Exercise objective: Records follow. Copy every line with "ylabel".

* begin Records shown *

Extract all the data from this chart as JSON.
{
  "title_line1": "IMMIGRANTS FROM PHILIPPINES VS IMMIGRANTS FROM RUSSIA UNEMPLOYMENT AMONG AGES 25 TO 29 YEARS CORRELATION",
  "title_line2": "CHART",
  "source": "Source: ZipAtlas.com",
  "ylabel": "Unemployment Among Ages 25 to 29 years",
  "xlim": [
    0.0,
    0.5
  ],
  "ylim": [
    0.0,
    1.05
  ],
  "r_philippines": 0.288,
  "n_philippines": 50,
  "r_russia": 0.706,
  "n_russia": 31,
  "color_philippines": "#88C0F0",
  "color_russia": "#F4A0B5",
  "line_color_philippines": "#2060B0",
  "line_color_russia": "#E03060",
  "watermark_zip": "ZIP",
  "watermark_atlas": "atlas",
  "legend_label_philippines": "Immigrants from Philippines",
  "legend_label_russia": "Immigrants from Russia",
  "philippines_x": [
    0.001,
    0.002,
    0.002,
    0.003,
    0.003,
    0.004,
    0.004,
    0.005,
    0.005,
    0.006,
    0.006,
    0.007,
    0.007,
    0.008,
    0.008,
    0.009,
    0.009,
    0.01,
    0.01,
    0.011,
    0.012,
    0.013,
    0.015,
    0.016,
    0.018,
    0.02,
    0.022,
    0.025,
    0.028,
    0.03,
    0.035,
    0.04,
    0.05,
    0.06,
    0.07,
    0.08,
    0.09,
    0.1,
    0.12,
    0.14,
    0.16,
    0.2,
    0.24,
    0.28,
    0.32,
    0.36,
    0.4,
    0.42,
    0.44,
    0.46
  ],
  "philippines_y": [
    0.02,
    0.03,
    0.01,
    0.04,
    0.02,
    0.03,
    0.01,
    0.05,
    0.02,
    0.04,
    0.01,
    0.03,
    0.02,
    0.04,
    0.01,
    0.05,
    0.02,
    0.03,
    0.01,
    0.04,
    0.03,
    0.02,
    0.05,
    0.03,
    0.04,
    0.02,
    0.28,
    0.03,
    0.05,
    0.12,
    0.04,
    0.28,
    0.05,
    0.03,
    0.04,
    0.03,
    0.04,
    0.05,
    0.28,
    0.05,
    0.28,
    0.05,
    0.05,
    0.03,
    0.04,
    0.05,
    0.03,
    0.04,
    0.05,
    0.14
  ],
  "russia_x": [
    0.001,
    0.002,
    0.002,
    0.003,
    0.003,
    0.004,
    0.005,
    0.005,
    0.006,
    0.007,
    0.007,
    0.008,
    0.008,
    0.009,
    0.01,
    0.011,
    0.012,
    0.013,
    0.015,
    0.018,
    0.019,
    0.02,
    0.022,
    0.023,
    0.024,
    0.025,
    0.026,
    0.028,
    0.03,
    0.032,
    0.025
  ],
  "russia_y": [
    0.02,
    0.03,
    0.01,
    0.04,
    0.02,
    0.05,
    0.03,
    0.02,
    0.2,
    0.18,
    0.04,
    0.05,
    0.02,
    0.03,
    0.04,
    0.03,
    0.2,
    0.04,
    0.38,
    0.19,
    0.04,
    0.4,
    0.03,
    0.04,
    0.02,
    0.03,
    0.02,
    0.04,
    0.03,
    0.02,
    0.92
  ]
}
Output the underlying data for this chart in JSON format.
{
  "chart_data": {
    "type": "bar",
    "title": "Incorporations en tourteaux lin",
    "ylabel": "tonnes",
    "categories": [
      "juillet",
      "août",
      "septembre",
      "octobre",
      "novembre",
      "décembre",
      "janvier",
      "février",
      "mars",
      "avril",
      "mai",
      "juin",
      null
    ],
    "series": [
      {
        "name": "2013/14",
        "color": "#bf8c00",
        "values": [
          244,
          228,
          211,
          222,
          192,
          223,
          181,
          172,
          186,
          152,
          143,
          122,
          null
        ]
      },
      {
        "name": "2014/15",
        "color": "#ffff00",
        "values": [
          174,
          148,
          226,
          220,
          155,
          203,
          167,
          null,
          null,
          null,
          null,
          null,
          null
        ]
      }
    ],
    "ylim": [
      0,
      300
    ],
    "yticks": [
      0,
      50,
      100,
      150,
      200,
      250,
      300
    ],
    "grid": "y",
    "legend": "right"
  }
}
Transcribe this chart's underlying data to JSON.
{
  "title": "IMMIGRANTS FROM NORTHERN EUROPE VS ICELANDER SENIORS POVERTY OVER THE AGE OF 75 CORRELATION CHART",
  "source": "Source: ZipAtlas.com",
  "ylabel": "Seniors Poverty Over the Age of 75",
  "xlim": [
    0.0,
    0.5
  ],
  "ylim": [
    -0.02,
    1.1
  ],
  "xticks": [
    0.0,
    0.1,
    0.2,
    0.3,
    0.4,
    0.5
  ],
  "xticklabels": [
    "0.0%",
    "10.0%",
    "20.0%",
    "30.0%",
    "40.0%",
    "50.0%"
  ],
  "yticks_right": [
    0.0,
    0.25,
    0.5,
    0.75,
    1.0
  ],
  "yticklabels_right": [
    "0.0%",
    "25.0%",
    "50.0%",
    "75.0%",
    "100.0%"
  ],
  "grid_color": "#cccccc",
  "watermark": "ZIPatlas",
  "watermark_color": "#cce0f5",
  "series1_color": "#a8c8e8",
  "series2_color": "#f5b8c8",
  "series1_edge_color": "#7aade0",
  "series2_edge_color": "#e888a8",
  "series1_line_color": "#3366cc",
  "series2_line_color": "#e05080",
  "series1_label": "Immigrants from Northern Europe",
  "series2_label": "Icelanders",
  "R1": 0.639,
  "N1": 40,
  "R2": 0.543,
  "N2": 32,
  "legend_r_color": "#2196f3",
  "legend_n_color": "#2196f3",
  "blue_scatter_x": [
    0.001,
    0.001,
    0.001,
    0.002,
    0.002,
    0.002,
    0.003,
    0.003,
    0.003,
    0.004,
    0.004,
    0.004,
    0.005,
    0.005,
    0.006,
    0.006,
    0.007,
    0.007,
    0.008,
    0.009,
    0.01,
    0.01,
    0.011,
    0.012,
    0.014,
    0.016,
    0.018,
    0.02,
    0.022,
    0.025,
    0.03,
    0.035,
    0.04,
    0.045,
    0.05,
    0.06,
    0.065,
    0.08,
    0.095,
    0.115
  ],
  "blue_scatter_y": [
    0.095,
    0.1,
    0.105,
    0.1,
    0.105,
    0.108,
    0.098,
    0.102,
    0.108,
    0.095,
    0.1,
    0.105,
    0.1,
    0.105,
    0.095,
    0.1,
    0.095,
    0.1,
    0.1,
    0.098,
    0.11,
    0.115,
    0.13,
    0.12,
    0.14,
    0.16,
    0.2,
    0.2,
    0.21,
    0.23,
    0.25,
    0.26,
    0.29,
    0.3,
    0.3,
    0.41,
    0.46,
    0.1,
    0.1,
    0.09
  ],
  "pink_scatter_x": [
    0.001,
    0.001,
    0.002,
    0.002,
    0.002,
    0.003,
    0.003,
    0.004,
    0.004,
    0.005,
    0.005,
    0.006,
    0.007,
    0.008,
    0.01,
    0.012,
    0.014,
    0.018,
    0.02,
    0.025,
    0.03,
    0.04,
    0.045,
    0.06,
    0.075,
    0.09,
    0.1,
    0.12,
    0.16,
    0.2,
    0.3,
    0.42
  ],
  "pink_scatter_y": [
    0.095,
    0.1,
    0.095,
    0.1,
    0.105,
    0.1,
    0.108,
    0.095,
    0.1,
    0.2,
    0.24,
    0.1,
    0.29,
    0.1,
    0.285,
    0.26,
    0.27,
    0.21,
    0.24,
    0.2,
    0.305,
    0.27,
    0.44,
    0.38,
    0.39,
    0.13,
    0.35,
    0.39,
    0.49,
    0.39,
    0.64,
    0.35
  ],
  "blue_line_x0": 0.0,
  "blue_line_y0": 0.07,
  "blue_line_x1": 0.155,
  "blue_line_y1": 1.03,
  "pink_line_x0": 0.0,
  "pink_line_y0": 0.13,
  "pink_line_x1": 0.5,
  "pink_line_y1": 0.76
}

* end Records shown *

Full solution:
  "ylabel": "Unemployment Among Ages 25 to 29 years",
    "ylabel": "tonnes",
  "ylabel": "Seniors Poverty Over the Age of 75",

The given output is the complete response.